» REQUIREMENT A:
Report every line of the records that contains the string "from".

» PAGE:

======

Content-Transfer-Encoding: 7bit

I agree with Michael and Joelle.  "Whatever happens" is a key principle to
inform how we operate in Open Space.  At first I struggled a bit with that
one.  I later recognized that it was my desire to shape or control the
outcomes that was driving that struggle for me.  As a social justice
activist, I was convinced that I had to control and that certainly something
else "could have" happened if "right people" had been there, or if people
only had a better consciousness of the real situation.  I came to realize
that once the space was opened, it was best for me and the participants to
assume that whatever happened was the only thing that could have and then
learn from that.  The  principle opens the group up to tremendous learning
about where the group is at now -- not some ideal sense of where you think
it ought to or should be.  In my work with corporations or with activist
organizations, if there is a need to provide perspectives or information to
the whole group that will affect how people see what is possible, then that
is done before opening space.  However, accepting what manifests in Open
Space as a reflection of the situation now is critical learning for deciding
what to do next.  We cannot change history only our perceptions of it.

======

» TASK MATERIAL:
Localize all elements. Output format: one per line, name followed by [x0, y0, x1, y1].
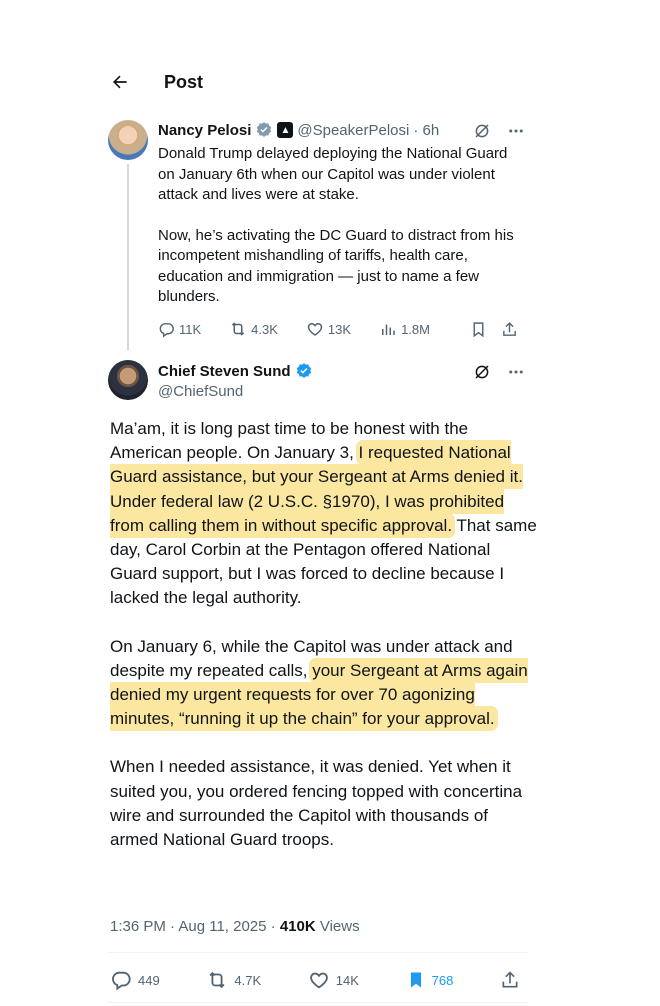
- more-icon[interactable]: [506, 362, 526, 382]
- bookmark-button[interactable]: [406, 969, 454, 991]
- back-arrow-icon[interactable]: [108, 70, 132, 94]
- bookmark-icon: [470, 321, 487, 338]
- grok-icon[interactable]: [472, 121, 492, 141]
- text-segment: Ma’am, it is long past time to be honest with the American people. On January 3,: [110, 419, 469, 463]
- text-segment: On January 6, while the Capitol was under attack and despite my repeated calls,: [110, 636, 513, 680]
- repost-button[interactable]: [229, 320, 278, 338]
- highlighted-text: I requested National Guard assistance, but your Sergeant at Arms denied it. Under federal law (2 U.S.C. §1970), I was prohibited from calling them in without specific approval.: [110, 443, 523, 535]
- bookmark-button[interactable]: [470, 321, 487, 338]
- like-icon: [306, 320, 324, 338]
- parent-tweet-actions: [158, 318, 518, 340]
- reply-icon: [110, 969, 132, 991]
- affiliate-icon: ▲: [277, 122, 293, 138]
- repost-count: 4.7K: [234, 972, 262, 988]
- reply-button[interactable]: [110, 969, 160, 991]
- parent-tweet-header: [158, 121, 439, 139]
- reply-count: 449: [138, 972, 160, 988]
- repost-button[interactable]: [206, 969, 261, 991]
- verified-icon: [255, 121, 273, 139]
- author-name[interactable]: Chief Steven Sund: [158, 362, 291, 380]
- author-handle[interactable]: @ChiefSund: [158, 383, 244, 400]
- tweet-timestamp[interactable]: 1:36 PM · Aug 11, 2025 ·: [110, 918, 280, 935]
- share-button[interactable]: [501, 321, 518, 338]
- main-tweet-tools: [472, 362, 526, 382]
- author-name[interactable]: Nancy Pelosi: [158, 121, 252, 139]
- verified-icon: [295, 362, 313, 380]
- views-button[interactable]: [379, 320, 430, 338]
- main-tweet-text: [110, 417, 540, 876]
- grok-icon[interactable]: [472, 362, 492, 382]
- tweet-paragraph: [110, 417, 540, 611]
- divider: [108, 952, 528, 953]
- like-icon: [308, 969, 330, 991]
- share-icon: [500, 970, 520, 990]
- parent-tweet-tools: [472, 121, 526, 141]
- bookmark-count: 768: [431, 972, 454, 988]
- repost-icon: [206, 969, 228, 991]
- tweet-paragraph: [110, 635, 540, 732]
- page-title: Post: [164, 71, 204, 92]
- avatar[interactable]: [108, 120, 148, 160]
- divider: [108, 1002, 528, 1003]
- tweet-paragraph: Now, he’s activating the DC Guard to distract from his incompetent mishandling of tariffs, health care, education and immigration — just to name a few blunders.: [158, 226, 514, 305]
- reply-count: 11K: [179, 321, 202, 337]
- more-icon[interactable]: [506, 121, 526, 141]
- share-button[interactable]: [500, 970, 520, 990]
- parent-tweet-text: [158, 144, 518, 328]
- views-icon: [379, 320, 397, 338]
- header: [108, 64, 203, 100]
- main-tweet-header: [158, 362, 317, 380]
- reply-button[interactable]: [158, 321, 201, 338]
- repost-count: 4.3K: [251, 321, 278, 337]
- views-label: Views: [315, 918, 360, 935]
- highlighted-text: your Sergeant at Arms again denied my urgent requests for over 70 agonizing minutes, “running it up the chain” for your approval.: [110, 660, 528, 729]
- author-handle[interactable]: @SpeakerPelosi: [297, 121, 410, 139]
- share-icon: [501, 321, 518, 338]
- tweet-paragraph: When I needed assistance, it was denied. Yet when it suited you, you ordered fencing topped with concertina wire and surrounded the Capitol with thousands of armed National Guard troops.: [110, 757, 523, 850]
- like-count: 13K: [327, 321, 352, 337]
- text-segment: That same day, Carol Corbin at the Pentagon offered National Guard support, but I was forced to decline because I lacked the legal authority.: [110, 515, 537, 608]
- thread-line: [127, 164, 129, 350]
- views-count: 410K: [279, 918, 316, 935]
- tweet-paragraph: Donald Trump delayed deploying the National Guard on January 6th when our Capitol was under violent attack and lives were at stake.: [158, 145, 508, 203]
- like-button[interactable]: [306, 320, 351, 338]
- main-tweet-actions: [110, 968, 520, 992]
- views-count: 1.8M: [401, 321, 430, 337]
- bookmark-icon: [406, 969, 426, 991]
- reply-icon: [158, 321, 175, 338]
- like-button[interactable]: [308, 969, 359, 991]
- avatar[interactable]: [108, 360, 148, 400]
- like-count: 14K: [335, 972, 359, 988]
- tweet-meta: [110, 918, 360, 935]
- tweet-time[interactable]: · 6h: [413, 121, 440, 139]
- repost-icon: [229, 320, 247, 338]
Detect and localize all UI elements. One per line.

======

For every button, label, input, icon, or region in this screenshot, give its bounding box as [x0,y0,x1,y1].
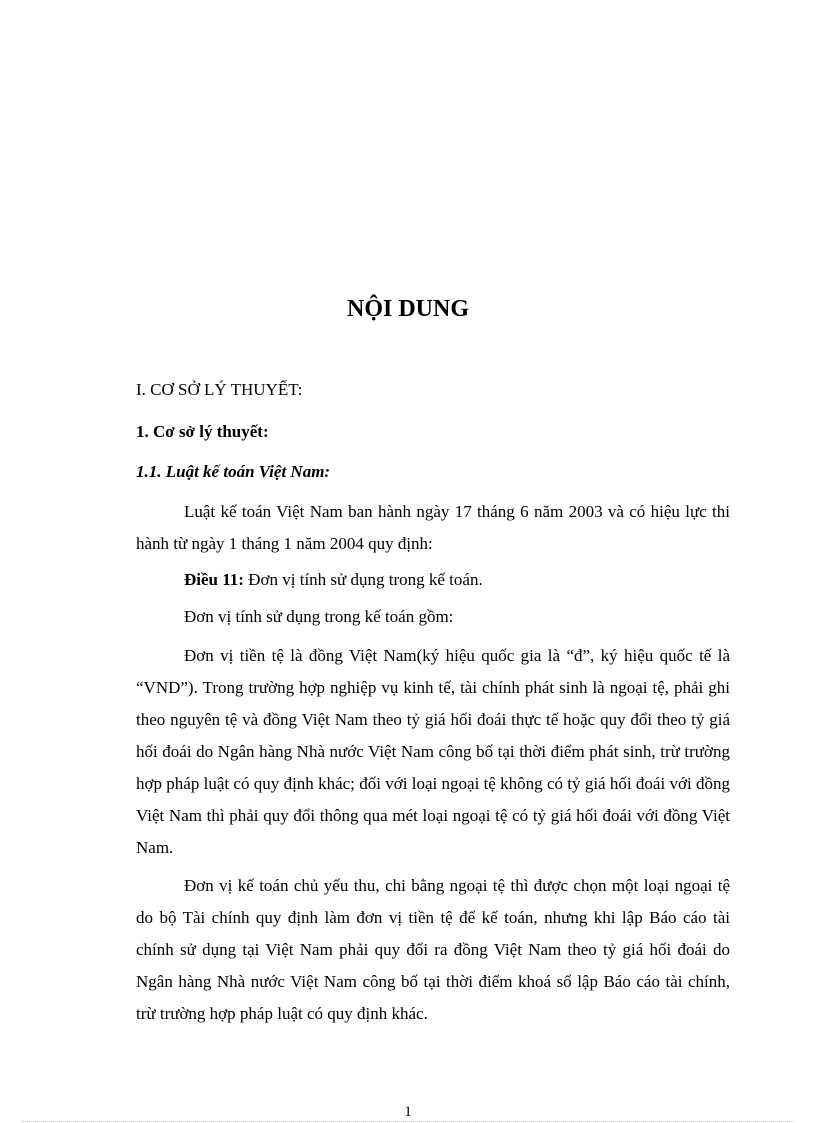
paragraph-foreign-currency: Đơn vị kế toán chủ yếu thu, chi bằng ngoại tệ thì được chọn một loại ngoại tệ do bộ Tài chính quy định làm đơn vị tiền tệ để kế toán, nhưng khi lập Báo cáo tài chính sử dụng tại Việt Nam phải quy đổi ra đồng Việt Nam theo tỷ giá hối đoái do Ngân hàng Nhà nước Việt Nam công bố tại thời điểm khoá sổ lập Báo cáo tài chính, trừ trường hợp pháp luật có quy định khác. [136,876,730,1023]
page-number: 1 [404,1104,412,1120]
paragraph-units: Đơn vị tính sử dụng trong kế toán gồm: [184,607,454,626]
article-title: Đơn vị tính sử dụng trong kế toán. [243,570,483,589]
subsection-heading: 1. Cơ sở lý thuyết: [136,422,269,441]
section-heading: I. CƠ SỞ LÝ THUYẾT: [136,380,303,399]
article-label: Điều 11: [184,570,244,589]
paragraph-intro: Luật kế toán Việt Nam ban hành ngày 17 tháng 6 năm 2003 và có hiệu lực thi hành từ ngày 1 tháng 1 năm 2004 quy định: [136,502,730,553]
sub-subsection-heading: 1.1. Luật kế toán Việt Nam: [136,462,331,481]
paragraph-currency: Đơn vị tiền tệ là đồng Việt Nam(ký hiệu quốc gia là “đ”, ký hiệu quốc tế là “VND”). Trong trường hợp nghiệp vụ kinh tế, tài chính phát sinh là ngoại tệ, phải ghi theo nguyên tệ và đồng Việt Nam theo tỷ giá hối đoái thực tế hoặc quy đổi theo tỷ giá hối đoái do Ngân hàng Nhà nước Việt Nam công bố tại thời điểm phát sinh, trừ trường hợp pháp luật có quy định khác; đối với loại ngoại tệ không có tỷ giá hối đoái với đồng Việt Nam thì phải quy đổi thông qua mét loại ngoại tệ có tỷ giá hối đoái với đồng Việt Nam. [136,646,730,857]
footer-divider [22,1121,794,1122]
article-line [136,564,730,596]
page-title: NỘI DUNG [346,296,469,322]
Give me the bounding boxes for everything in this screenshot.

======

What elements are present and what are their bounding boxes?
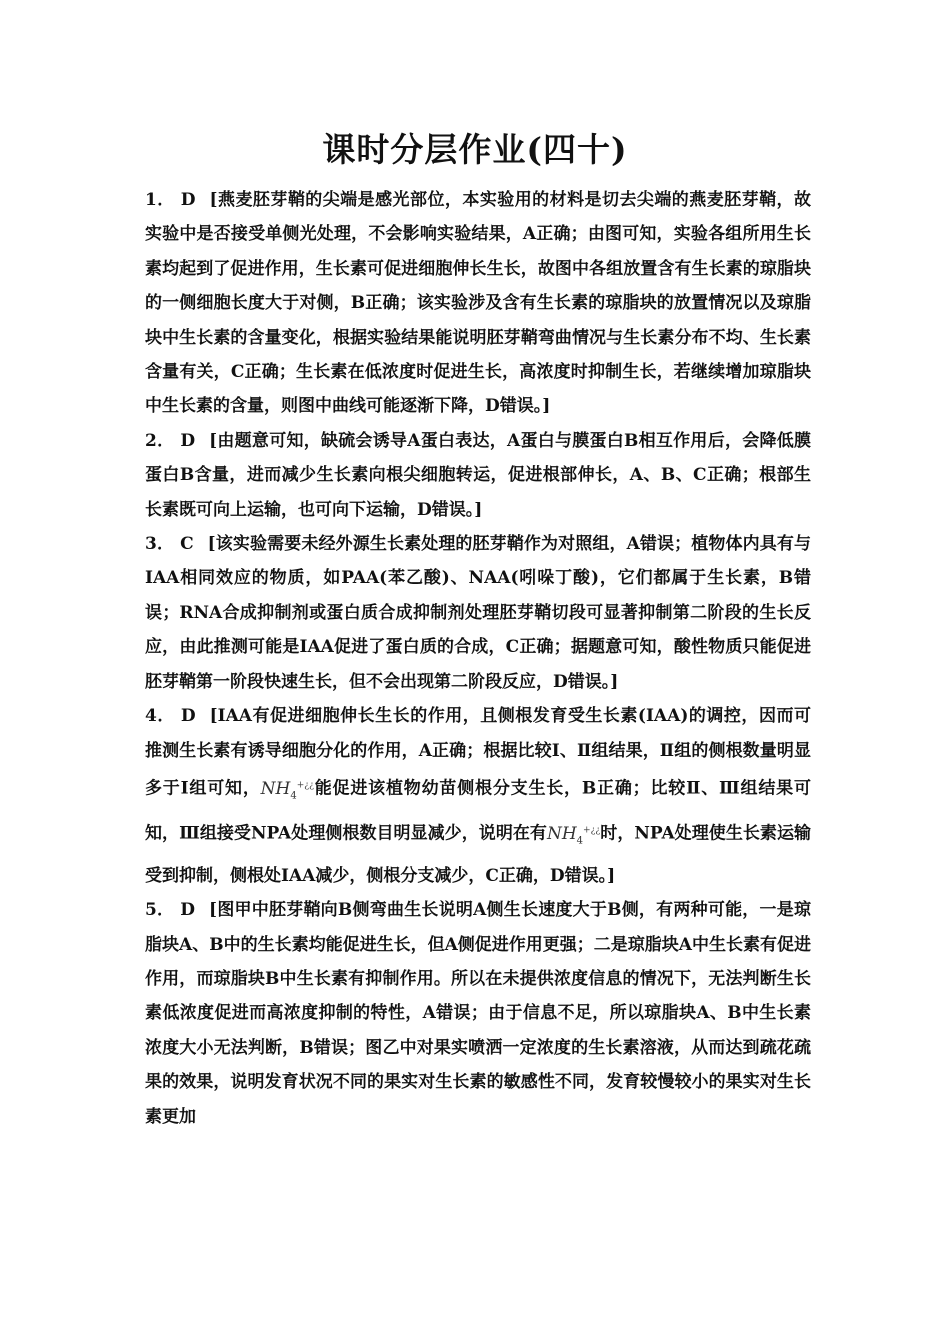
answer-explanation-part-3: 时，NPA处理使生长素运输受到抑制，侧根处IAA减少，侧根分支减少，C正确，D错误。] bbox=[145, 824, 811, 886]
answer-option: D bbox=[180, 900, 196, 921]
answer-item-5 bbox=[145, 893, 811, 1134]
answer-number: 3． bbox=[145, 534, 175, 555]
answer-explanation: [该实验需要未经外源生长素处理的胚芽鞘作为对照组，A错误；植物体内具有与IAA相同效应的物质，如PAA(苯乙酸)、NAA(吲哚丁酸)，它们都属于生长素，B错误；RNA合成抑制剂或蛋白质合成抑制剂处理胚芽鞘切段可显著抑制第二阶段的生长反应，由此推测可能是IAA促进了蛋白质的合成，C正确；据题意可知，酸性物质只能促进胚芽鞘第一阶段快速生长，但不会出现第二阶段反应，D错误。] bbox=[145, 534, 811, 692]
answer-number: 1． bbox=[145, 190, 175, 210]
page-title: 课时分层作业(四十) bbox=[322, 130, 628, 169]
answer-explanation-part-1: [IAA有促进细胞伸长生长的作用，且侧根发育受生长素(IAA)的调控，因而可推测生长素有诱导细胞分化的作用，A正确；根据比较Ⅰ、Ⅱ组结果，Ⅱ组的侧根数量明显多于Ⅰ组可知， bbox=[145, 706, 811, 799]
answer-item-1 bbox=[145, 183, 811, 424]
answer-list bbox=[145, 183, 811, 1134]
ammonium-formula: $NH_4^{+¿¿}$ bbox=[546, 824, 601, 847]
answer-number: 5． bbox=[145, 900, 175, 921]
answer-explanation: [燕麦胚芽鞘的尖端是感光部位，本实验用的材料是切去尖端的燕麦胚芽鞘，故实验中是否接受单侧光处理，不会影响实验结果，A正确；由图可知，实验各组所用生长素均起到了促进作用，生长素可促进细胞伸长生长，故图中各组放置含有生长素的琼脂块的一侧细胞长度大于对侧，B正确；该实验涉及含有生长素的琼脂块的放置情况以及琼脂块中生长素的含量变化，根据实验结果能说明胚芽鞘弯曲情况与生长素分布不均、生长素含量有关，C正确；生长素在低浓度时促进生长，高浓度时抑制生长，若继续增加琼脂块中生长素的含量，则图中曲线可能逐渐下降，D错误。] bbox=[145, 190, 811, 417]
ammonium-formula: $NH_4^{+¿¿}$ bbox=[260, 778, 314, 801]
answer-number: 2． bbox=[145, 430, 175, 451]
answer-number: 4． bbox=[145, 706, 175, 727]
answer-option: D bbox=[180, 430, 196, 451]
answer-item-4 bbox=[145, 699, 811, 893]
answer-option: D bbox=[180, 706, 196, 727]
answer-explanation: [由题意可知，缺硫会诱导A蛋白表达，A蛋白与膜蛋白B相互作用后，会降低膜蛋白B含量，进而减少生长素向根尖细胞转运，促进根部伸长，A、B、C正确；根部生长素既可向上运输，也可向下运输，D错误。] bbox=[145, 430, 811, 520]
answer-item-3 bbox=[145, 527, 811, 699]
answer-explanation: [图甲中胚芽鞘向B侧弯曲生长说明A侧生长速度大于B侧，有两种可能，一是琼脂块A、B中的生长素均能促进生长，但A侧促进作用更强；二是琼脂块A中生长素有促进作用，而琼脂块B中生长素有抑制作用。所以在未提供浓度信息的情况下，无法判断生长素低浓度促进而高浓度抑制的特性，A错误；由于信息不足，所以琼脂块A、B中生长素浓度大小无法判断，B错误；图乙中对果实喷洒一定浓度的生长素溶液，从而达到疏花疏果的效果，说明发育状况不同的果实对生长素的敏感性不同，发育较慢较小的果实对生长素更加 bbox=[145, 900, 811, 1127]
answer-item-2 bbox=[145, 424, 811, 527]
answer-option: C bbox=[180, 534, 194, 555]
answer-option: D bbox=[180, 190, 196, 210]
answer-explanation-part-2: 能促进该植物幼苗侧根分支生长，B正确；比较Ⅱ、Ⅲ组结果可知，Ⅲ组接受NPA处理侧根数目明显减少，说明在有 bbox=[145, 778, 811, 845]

======

» REQUIREMENT B:
Answer these questions using the message about Open Space:
(i) Which principle does the writer, agreeing with Michael and Joelle, call key to how people operate in Open Space?
(ii) In what role did the writer once feel convinced of the need to control outcomes?
(iii) When does the writer provide perspectives or information that will affect how people see what is possible?

» WORKED SOLUTION A:
- highlighted-text: I requested National Guard assistance, but your Sergeant at Arms denied it. Under federal law (2 U.S.C. §1970), I was prohibited from calling them in without specific approval.: [110, 443, 523, 535]
- tweet-paragraph: Now, he’s activating the DC Guard to distract from his incompetent mishandling of tariffs, health care, education and immigration — just to name a few blunders.: [158, 226, 514, 305]

» WORKED SOLUTION B:
(i) "Whatever happens."
(ii) As a social justice activist.
(iii) Before opening space.